Your answer must be every line of the data below that holds the string "item", copied exactly.
[Source data]
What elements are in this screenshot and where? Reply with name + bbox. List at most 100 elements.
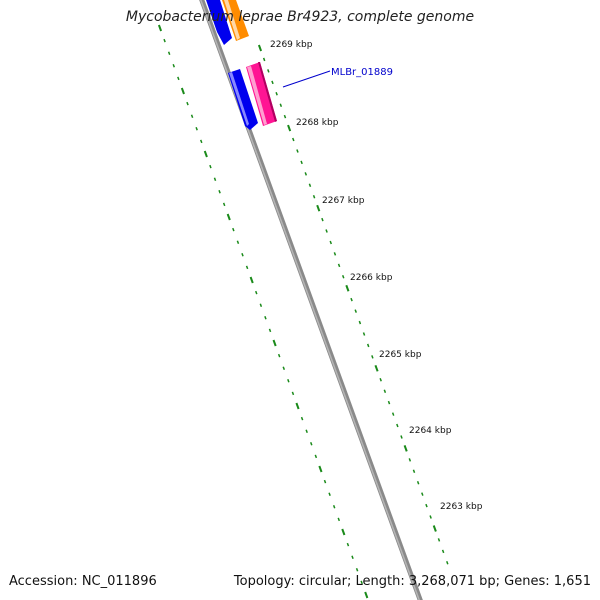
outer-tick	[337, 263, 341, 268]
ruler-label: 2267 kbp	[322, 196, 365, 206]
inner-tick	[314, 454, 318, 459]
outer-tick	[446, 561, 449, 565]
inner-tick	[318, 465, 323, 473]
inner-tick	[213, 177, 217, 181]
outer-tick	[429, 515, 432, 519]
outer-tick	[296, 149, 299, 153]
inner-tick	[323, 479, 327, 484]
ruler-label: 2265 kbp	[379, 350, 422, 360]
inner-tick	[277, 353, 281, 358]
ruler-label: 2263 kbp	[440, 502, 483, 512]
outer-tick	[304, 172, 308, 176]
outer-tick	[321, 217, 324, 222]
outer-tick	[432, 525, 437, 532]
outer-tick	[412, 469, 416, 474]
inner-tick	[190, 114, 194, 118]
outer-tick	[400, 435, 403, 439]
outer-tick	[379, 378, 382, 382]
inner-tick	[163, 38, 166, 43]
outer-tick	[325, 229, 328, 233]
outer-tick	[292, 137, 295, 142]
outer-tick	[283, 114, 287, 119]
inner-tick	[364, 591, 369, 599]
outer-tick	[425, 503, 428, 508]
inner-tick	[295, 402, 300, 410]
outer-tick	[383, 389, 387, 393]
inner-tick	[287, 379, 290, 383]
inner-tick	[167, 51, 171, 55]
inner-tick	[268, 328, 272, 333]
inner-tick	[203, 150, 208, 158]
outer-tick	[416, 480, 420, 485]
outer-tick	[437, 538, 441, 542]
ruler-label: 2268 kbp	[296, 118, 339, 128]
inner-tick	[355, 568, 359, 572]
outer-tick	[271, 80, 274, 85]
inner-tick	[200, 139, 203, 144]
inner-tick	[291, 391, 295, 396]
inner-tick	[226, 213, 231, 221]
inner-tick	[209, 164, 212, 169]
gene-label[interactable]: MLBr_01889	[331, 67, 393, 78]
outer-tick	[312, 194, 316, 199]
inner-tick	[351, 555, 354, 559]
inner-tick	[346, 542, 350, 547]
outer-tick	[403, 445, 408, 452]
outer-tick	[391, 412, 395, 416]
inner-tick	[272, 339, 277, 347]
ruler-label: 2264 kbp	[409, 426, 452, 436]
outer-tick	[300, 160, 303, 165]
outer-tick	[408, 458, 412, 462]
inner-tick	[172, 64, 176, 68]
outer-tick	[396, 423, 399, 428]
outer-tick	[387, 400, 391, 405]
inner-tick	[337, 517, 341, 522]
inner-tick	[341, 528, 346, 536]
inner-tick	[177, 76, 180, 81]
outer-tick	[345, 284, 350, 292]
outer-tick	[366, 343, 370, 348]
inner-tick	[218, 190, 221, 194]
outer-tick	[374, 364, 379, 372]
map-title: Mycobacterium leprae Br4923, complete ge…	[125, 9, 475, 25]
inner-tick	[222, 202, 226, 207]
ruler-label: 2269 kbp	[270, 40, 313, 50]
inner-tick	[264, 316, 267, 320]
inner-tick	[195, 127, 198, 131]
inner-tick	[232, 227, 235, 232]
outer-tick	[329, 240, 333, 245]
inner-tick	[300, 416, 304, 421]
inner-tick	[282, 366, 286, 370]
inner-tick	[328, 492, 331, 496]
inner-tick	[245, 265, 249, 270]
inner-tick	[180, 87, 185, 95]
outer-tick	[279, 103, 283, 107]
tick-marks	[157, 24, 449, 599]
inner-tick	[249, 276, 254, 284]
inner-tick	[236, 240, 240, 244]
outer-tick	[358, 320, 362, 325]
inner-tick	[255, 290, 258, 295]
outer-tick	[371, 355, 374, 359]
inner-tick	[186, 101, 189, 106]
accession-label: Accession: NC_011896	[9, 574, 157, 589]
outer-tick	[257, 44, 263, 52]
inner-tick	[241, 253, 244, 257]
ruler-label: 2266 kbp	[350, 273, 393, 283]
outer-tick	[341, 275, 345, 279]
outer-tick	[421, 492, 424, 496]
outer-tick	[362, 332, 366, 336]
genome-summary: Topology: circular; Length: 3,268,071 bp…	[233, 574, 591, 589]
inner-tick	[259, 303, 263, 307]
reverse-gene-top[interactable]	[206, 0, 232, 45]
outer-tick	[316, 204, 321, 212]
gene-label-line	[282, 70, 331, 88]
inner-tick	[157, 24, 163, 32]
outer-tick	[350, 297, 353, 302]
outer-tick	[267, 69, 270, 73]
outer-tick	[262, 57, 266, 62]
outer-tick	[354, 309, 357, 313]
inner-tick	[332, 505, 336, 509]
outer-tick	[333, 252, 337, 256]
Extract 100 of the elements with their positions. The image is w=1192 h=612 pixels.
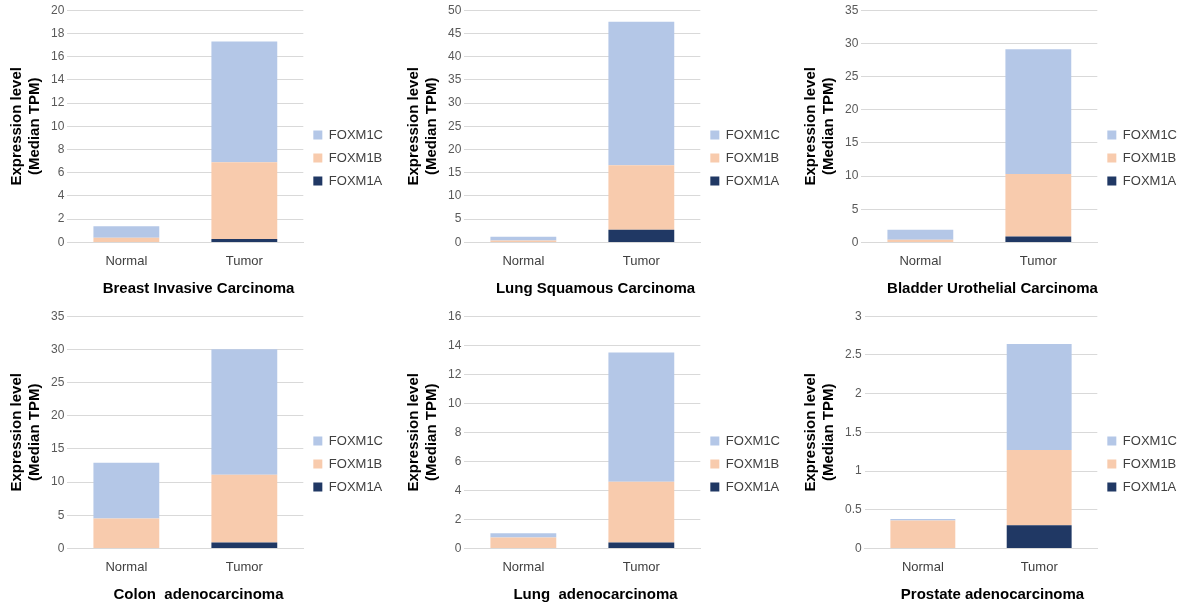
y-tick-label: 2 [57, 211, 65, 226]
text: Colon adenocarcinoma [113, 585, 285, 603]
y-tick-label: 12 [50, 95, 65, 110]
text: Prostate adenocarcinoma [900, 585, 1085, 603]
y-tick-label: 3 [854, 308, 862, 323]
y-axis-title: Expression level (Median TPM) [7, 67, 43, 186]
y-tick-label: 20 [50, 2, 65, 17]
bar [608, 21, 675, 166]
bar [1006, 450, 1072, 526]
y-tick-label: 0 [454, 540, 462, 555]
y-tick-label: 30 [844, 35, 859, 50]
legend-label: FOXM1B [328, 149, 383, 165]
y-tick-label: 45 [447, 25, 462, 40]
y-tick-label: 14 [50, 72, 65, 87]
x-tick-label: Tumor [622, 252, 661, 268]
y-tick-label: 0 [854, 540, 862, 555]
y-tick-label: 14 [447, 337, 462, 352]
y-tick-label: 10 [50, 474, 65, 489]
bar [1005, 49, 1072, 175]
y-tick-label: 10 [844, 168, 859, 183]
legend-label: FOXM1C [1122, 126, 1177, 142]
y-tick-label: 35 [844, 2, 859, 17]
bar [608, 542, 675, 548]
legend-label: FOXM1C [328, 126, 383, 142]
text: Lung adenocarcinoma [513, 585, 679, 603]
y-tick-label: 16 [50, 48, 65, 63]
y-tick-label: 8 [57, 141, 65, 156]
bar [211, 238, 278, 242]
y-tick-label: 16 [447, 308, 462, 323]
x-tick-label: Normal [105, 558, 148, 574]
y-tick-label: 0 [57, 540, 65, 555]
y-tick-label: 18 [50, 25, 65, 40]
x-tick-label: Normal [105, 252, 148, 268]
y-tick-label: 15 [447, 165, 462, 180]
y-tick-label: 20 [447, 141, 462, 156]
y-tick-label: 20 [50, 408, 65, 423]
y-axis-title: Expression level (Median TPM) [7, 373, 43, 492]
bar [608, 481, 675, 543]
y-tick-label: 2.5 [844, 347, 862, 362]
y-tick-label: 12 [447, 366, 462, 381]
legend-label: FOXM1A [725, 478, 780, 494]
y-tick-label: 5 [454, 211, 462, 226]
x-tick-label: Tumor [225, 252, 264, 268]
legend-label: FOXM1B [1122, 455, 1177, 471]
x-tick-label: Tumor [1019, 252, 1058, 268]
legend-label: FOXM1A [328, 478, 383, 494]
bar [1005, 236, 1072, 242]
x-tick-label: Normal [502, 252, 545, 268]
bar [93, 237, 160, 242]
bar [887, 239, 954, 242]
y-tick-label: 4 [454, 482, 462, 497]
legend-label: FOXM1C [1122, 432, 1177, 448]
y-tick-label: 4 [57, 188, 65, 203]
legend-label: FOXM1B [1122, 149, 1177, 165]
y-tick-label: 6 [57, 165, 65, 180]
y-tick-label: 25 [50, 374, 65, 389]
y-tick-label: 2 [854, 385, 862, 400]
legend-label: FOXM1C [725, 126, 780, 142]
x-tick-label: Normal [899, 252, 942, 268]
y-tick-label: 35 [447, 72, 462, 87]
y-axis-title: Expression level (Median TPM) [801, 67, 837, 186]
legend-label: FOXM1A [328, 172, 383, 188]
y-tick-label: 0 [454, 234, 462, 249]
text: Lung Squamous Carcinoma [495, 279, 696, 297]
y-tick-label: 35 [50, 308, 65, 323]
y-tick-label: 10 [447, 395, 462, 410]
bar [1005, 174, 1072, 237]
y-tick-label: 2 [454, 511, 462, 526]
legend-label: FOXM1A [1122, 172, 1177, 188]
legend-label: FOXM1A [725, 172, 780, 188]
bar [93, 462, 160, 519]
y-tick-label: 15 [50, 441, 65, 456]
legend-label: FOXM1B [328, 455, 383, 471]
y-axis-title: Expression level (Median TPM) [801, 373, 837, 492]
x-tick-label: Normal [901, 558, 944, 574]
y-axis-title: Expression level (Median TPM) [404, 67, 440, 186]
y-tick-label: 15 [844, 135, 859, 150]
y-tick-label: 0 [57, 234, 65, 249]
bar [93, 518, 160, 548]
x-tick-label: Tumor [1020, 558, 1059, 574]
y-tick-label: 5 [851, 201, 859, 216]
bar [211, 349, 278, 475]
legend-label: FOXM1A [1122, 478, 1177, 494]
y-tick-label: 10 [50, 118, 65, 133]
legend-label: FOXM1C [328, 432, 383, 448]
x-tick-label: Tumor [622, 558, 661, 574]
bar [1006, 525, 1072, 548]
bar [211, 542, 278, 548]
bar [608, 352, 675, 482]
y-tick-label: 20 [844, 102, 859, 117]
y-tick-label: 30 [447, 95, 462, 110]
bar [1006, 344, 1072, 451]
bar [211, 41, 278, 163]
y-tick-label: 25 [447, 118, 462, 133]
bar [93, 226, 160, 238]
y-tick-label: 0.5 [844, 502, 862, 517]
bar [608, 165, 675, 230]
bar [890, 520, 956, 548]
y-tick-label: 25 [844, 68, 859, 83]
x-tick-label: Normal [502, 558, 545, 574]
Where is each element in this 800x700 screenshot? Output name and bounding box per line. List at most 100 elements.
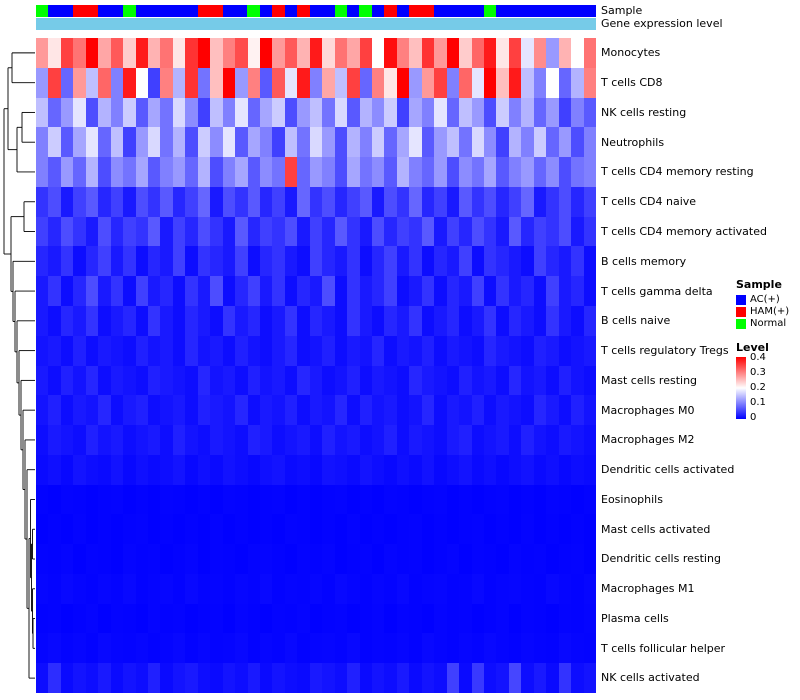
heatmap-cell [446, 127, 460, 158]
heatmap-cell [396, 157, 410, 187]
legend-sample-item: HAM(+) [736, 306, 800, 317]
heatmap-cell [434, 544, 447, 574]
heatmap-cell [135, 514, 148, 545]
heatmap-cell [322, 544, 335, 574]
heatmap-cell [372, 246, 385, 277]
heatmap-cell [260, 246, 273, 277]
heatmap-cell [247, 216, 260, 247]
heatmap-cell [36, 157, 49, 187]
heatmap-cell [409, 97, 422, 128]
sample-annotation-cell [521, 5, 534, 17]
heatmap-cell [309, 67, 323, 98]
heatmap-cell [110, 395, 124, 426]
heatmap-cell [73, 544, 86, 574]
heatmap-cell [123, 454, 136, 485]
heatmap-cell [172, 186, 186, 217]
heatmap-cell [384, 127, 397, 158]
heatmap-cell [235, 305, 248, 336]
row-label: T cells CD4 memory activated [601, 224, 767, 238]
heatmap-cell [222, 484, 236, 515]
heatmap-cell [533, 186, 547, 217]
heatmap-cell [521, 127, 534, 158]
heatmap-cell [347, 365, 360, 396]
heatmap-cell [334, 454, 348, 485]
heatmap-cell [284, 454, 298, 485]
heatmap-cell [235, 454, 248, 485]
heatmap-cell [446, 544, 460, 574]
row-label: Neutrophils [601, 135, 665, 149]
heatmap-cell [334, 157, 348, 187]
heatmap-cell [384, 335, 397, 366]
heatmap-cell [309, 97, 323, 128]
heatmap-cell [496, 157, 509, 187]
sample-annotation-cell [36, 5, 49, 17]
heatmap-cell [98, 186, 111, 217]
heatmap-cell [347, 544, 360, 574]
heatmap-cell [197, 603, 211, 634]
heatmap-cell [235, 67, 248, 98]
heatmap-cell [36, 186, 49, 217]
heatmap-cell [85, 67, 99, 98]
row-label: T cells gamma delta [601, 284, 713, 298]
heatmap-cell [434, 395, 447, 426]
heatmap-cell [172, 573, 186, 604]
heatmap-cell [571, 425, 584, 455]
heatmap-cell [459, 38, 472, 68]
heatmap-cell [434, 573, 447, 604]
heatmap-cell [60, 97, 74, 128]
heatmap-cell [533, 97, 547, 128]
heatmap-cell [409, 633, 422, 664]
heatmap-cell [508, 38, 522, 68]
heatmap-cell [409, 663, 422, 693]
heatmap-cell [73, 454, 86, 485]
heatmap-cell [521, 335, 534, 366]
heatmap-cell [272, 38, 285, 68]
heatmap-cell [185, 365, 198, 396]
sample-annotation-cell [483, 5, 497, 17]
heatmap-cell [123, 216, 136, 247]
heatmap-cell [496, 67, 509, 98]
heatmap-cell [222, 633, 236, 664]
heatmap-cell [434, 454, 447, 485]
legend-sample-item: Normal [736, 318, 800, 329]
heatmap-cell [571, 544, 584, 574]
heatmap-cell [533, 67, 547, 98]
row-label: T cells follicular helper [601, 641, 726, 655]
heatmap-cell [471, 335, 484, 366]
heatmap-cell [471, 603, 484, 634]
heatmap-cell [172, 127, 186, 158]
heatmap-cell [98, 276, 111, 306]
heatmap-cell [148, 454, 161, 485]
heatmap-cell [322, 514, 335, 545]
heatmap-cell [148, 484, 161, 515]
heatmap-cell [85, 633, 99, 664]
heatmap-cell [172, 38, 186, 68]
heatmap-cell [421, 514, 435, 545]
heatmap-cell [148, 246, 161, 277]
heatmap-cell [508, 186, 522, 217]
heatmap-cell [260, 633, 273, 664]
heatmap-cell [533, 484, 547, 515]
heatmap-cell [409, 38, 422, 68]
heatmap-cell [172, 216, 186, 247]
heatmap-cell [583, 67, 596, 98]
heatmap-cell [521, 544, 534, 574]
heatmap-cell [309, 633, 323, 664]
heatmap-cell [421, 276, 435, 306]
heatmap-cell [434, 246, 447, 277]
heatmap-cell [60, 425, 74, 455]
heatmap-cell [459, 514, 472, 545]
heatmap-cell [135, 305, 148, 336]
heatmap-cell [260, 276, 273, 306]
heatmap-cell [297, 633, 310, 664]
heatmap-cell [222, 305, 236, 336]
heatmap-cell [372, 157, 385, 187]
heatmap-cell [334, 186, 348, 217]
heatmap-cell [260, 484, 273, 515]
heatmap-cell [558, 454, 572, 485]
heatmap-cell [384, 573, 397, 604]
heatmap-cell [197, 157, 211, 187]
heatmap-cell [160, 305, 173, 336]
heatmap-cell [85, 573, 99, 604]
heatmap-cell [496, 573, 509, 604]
[/Source data]
# Response area:
legend-sample-item: HAM(+) [736, 306, 800, 317]
legend-sample-item: Normal [736, 318, 800, 329]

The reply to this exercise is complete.